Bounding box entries
########
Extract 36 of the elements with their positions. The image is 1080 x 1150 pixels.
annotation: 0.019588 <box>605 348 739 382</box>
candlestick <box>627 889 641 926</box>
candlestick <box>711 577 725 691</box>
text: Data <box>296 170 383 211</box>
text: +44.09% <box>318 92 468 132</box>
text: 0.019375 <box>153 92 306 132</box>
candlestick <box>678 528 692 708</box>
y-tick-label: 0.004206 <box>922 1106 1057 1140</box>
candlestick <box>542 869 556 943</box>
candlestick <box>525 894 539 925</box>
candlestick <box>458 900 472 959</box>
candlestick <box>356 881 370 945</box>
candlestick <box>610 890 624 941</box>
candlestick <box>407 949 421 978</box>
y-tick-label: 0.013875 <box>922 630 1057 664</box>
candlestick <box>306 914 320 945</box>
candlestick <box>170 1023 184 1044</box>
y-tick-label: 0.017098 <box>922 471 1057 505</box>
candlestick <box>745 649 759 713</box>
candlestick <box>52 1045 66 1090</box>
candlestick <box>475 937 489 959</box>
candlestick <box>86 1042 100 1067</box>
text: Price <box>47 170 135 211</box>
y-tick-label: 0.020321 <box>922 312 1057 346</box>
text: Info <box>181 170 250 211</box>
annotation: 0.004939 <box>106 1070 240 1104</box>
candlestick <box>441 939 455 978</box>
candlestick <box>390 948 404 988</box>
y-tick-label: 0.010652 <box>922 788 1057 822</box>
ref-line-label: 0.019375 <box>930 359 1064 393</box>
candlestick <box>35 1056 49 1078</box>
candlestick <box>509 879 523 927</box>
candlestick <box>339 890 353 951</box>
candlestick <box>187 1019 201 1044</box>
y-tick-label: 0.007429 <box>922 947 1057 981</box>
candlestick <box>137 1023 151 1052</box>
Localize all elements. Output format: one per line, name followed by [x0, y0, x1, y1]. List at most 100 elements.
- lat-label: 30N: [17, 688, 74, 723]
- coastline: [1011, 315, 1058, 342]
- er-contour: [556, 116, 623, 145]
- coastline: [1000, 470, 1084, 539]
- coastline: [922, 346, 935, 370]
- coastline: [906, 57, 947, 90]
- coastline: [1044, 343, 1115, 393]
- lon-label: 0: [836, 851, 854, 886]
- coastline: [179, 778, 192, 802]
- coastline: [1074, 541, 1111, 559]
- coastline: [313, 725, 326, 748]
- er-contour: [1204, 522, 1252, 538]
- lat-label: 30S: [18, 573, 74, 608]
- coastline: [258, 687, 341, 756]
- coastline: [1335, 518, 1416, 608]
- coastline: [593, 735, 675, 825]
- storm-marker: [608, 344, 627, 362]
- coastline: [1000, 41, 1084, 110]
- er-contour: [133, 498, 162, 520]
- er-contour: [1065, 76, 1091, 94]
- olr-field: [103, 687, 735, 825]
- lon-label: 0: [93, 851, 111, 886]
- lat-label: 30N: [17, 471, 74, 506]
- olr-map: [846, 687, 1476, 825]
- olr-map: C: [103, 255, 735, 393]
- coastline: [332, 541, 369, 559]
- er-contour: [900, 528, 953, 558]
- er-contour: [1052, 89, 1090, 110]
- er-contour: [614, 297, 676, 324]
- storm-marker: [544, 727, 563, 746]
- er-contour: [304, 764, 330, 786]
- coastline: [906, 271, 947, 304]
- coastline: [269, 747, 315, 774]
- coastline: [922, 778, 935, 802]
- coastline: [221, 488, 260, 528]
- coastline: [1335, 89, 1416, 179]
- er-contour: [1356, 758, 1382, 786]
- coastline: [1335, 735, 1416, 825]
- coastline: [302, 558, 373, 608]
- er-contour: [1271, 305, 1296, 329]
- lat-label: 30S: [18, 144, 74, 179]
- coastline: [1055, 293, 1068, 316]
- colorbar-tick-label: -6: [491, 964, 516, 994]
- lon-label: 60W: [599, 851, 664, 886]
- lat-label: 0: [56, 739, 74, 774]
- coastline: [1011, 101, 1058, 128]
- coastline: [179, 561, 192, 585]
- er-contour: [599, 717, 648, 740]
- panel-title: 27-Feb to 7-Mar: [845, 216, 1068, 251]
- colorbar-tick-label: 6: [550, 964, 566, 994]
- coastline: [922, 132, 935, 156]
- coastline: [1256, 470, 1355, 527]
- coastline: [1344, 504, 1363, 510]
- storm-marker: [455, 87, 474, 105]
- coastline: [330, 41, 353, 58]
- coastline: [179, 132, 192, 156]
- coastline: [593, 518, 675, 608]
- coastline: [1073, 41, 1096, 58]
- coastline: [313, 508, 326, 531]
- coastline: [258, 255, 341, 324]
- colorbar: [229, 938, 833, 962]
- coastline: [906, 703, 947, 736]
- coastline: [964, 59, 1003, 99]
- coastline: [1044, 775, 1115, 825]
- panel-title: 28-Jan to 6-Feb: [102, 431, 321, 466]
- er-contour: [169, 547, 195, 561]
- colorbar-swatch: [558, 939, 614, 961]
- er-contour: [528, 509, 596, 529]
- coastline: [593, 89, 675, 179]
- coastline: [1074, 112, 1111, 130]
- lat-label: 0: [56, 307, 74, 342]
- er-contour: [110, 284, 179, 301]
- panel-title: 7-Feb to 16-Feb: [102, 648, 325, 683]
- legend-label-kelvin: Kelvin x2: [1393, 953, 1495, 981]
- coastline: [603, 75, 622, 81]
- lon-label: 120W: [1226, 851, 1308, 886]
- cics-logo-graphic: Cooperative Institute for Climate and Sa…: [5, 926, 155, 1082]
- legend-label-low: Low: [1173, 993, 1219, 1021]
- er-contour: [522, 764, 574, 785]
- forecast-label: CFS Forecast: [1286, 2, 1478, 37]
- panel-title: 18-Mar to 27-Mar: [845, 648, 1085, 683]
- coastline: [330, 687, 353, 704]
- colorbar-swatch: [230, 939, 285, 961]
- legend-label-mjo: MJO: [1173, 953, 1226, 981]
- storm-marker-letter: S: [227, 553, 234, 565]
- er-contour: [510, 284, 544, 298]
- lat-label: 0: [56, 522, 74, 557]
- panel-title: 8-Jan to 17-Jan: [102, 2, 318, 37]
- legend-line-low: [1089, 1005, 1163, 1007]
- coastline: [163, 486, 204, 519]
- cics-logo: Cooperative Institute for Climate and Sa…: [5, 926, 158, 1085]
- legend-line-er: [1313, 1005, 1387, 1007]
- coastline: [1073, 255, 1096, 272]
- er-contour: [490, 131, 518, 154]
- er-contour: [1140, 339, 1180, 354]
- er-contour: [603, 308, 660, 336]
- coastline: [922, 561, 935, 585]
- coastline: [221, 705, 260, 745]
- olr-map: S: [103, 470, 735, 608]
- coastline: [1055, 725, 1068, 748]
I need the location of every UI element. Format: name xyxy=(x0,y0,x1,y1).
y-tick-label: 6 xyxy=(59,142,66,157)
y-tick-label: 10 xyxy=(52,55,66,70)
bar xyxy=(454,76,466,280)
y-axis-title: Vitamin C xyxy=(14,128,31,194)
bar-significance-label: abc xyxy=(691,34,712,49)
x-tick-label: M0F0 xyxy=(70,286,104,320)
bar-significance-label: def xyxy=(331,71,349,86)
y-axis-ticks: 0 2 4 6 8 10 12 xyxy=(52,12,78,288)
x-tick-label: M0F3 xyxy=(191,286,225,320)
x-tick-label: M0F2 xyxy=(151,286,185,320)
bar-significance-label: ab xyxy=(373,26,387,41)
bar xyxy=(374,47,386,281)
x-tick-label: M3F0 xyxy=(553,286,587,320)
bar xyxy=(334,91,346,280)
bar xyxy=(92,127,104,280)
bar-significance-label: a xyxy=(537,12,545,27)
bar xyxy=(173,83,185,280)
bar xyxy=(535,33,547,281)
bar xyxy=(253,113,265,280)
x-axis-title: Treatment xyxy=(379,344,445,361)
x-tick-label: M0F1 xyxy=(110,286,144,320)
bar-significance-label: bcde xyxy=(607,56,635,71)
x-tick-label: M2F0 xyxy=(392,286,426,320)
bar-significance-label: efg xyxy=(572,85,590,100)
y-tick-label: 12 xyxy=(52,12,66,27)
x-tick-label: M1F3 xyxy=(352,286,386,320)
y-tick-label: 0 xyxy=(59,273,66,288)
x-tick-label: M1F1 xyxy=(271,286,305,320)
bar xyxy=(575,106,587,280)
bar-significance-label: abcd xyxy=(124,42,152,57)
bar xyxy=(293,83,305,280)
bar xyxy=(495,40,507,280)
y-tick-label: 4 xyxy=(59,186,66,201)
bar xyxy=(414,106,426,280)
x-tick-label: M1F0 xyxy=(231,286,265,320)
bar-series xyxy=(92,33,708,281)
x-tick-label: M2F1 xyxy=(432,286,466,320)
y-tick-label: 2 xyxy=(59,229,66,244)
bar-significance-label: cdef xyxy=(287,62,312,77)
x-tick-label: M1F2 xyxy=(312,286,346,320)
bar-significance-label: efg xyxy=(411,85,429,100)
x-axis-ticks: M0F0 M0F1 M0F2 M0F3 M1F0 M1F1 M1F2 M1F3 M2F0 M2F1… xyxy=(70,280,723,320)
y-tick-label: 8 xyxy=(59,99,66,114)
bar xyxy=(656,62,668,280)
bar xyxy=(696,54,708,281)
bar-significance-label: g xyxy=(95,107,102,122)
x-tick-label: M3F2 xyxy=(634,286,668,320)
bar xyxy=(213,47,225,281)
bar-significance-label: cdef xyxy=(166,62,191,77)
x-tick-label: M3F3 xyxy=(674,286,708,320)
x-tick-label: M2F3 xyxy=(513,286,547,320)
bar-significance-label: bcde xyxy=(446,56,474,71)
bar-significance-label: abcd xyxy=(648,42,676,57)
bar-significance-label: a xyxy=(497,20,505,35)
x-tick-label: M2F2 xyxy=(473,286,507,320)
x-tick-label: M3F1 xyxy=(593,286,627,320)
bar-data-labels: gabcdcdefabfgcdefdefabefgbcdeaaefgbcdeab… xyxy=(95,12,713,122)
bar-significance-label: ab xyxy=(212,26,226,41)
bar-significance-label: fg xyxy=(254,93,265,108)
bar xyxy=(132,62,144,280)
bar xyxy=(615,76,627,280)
########
### PROBLEM TO SOLVE:
Write each line from the start of the entries up to and including the line with "candlestick <box>35 1056 49 1078</box>" as one string in a JSON list, leaving out any blank lines.

### TASK RESULT:
[
  "Extract 36 of the elements with their positions. The image is 1080 x 1150 pixels.",
  "annotation: 0.019588 <box>605 348 739 382</box>",
  "candlestick <box>627 889 641 926</box>",
  "candlestick <box>711 577 725 691</box>",
  "text: Data <box>296 170 383 211</box>",
  "text: +44.09% <box>318 92 468 132</box>",
  "text: 0.019375 <box>153 92 306 132</box>",
  "candlestick <box>678 528 692 708</box>",
  "y-tick-label: 0.004206 <box>922 1106 1057 1140</box>",
  "candlestick <box>542 869 556 943</box>",
  "candlestick <box>525 894 539 925</box>",
  "candlestick <box>458 900 472 959</box>",
  "candlestick <box>356 881 370 945</box>",
  "candlestick <box>610 890 624 941</box>",
  "candlestick <box>407 949 421 978</box>",
  "y-tick-label: 0.013875 <box>922 630 1057 664</box>",
  "candlestick <box>306 914 320 945</box>",
  "candlestick <box>170 1023 184 1044</box>",
  "y-tick-label: 0.017098 <box>922 471 1057 505</box>",
  "candlestick <box>745 649 759 713</box>",
  "candlestick <box>52 1045 66 1090</box>",
  "candlestick <box>475 937 489 959</box>",
  "candlestick <box>86 1042 100 1067</box>",
  "text: Price <box>47 170 135 211</box>",
  "y-tick-label: 0.020321 <box>922 312 1057 346</box>",
  "text: Info <box>181 170 250 211</box>",
  "annotation: 0.004939 <box>106 1070 240 1104</box>",
  "candlestick <box>441 939 455 978</box>",
  "candlestick <box>390 948 404 988</box>",
  "y-tick-label: 0.010652 <box>922 788 1057 822</box>",
  "ref-line-label: 0.019375 <box>930 359 1064 393</box>",
  "candlestick <box>35 1056 49 1078</box>"
]